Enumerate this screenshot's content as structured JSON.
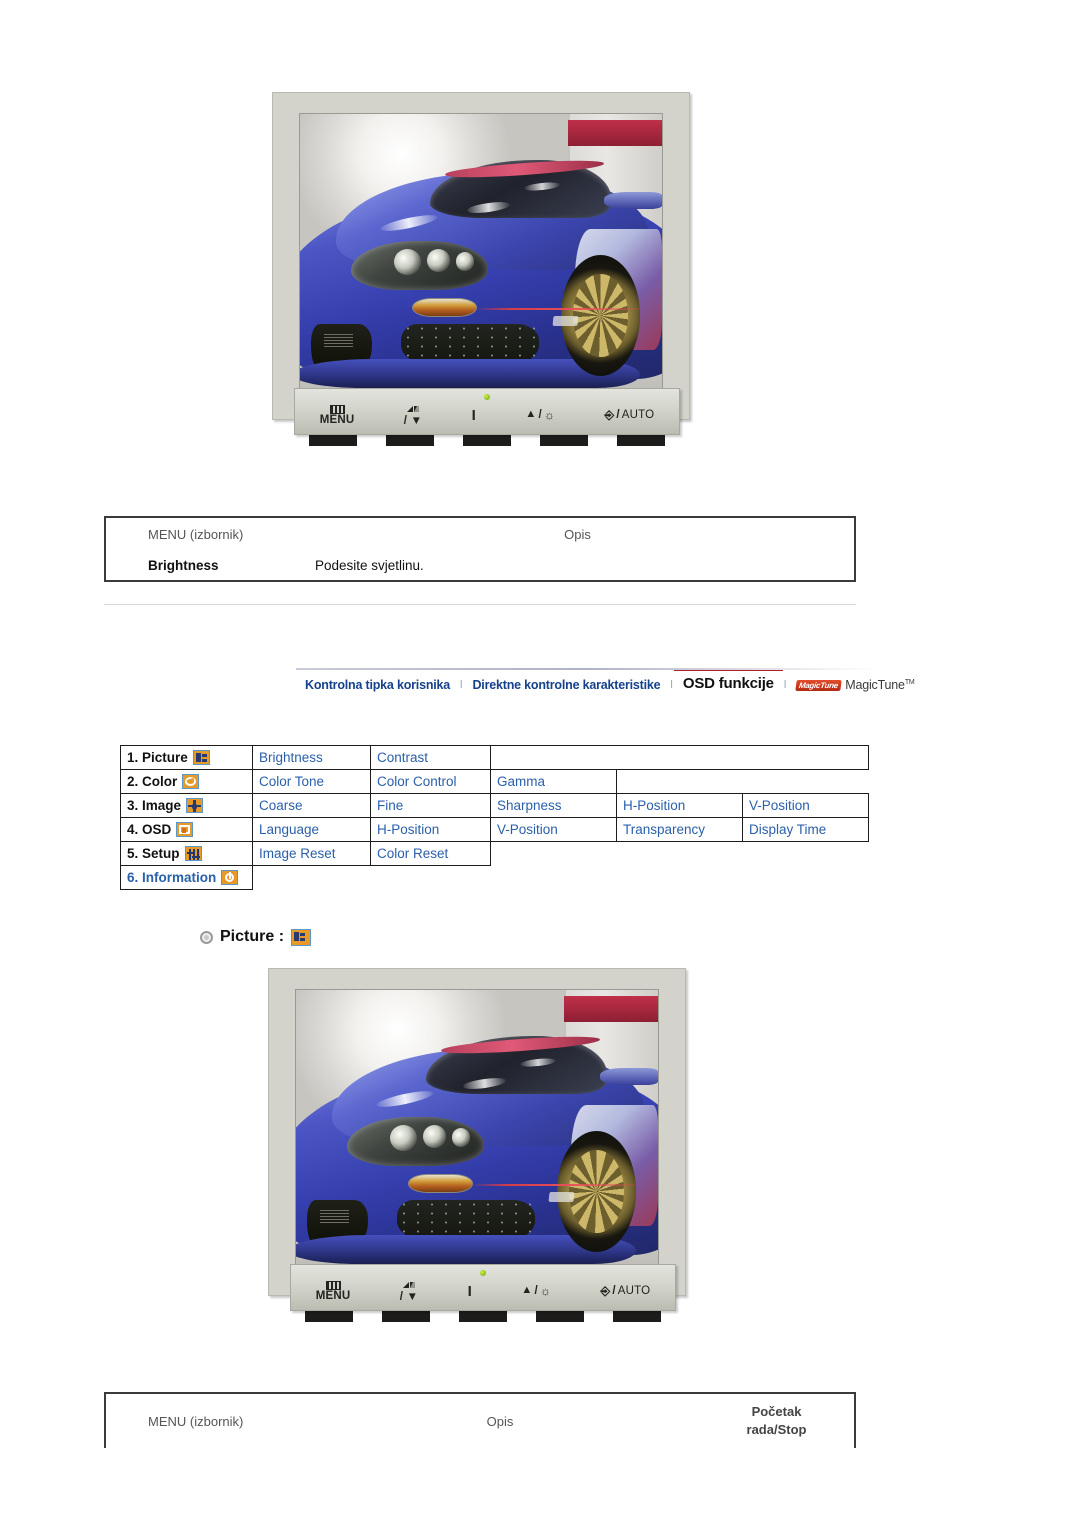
{
  "monitor_top": {
    "name": "samsung-lcd-monitor-brightness",
    "panel_buttons": [
      {
        "icon": "menu-grid-icon",
        "label": "MENU"
      },
      {
        "icon": "source-icon",
        "label": "/ ▼"
      },
      {
        "icon": "power-icon",
        "label": ""
      },
      {
        "icon": "brightness-icon",
        "label": "▲ /"
      },
      {
        "icon": "enter-auto-icon",
        "label": "/ AUTO"
      }
    ],
    "power_led": "green"
  },
  "desc_table_top": {
    "header": {
      "menu": "MENU (izbornik)",
      "description": "Opis"
    },
    "rows": [
      {
        "menu": "Brightness",
        "description": "Podesite svjetlinu."
      }
    ]
  },
  "navbar": {
    "tabs": [
      {
        "label": "Kontrolna tipka korisnika",
        "active": false
      },
      {
        "label": "Direktne kontrolne karakteristike",
        "active": false
      },
      {
        "label": "OSD funkcije",
        "active": true
      },
      {
        "label": "MagicTune",
        "active": false,
        "logo": "magictune-logo",
        "trademark": "TM"
      }
    ],
    "divider": "l",
    "active_accent": "#b01c24",
    "link_color": "#16418c"
  },
  "osd_menu": {
    "rows": [
      {
        "category": "1. Picture",
        "icon": "picture-icon",
        "items": [
          "Brightness",
          "Contrast"
        ]
      },
      {
        "category": "2. Color",
        "icon": "color-icon",
        "items": [
          "Color Tone",
          "Color Control",
          "Gamma"
        ]
      },
      {
        "category": "3. Image",
        "icon": "image-icon",
        "items": [
          "Coarse",
          "Fine",
          "Sharpness",
          "H-Position",
          "V-Position"
        ]
      },
      {
        "category": "4. OSD",
        "icon": "osd-icon",
        "items": [
          "Language",
          "H-Position",
          "V-Position",
          "Transparency",
          "Display Time"
        ]
      },
      {
        "category": "5. Setup",
        "icon": "setup-icon",
        "items": [
          "Image Reset",
          "Color Reset"
        ]
      },
      {
        "category": "6. Information",
        "icon": "information-icon",
        "items": [],
        "highlighted": true
      }
    ],
    "link_color": "#2a5faa"
  },
  "section_picture": {
    "title": "Picture :",
    "bullet": "bullet-icon",
    "icon": "picture-icon"
  },
  "monitor_bottom": {
    "name": "samsung-lcd-monitor-picture",
    "panel_buttons": [
      {
        "icon": "menu-grid-icon",
        "label": "MENU"
      },
      {
        "icon": "source-icon",
        "label": "/ ▼"
      },
      {
        "icon": "power-icon",
        "label": ""
      },
      {
        "icon": "brightness-icon",
        "label": "▲ /"
      },
      {
        "icon": "enter-auto-icon",
        "label": "/ AUTO"
      }
    ],
    "power_led": "green"
  },
  "desc_table_bottom": {
    "header": {
      "menu": "MENU (izbornik)",
      "description": "Opis",
      "playstop": "Početak\nrada/Stop"
    },
    "playstop_line1": "Početak",
    "playstop_line2": "rada/Stop"
  }
}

* **What to produce**
Return every line in the listing that contains the word "name".

* **Full answer**
    "name": "samsung-lcd-monitor-brightness",
    "name": "samsung-lcd-monitor-picture",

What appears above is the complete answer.